*WHAT TO WORK ON*: Only the number is wanted: count the lines that contain "ændring".
========================================================================
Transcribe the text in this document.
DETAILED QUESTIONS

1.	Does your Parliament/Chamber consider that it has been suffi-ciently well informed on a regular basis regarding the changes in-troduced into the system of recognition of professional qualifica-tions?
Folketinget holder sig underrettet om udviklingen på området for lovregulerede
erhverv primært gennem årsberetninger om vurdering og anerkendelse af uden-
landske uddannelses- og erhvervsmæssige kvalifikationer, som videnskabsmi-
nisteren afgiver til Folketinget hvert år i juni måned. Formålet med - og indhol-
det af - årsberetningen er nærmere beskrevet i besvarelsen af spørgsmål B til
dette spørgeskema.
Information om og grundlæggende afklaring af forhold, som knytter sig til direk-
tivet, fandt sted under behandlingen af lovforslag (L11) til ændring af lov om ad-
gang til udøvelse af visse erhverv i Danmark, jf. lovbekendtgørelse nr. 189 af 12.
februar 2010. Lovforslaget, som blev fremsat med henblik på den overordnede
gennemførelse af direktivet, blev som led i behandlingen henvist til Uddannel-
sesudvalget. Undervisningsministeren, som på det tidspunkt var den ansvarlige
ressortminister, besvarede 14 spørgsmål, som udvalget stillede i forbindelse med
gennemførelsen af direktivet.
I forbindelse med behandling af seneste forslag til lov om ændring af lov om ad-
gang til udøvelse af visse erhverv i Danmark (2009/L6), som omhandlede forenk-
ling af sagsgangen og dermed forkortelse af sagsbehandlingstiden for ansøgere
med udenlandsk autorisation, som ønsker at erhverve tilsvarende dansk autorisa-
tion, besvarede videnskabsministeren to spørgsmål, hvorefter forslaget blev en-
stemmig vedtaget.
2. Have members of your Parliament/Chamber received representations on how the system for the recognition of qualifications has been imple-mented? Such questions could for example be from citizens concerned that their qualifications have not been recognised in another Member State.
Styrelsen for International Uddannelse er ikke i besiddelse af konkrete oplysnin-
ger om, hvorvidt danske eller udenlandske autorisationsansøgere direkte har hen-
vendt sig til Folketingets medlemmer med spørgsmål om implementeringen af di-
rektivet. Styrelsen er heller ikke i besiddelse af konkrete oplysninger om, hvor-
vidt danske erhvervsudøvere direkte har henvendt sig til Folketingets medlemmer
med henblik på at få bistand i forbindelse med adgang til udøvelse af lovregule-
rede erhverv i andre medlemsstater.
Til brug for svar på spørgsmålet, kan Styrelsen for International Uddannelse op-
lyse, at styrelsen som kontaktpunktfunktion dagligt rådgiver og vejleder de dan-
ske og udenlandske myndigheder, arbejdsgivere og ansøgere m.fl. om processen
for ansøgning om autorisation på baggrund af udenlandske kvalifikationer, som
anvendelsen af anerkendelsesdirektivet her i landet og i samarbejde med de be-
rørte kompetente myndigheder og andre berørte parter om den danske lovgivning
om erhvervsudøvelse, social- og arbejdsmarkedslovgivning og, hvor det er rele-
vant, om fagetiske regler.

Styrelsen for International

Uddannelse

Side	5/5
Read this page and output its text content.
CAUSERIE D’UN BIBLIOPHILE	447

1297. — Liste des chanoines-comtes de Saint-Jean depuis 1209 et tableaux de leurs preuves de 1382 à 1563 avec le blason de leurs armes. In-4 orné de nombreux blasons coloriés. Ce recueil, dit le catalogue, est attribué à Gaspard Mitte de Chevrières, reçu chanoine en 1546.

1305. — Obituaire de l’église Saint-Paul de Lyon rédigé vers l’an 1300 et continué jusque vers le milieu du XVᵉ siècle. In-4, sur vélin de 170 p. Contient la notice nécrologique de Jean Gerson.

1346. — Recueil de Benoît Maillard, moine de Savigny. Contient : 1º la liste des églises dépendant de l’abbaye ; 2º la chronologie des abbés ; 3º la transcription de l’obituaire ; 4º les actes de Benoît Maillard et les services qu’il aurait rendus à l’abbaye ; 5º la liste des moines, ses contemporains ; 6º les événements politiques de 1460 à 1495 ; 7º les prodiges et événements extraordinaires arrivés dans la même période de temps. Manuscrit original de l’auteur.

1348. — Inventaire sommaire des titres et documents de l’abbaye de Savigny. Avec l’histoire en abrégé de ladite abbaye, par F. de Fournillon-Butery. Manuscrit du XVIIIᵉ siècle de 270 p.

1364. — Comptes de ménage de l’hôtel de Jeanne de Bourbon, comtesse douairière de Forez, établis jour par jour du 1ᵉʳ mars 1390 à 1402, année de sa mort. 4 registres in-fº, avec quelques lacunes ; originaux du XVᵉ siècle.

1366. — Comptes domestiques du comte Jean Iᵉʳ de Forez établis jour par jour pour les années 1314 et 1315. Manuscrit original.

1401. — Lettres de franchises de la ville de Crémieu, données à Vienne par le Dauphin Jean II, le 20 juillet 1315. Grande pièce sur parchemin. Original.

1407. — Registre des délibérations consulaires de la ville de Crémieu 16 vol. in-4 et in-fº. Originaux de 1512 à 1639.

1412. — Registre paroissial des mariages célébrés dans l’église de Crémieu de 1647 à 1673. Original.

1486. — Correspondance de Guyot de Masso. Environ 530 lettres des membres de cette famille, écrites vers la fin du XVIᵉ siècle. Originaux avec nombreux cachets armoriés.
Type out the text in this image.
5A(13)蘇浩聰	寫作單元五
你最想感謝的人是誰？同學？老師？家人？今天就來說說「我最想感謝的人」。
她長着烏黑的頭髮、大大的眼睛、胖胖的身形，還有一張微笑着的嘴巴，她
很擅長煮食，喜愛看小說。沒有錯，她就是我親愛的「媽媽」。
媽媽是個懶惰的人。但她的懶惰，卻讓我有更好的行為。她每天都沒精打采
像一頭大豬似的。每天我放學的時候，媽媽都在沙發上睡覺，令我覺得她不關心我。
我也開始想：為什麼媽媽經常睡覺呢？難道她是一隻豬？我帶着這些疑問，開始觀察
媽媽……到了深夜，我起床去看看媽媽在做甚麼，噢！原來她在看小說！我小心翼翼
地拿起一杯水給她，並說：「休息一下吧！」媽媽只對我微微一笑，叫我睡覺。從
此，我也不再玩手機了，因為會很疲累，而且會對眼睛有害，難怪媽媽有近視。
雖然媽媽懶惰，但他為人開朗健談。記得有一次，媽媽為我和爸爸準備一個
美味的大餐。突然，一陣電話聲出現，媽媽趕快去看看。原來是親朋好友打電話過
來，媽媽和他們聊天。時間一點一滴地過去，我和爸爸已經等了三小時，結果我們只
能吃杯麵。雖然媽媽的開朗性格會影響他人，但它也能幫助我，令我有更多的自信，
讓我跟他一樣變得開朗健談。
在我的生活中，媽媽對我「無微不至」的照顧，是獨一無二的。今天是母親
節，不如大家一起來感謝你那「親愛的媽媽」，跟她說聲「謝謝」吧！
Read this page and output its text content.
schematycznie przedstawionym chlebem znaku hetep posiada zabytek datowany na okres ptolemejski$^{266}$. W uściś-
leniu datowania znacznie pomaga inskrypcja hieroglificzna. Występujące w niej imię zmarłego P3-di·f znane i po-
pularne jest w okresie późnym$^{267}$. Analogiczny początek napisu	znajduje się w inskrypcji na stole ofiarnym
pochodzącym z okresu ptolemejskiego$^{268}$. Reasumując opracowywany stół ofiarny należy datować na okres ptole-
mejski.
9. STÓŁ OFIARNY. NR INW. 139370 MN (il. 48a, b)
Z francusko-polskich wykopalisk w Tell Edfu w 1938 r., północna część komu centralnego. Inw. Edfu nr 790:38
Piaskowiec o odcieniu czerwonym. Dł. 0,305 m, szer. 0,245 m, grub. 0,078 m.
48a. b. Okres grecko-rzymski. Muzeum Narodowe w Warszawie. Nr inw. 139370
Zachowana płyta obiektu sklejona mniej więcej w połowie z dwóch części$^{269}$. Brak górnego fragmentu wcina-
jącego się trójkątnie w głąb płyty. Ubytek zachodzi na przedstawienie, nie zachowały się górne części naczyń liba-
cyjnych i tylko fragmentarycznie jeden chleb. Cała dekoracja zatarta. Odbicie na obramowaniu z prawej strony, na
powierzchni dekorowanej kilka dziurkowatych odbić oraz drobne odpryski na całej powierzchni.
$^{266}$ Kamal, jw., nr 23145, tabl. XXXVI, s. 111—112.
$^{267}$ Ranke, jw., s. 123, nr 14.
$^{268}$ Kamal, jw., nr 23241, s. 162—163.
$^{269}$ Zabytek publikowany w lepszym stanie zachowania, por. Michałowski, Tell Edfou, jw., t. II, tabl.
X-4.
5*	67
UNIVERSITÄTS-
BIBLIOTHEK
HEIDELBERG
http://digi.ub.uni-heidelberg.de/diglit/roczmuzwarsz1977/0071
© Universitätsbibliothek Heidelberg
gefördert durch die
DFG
========================================================================
*IN RESPONSE*: 2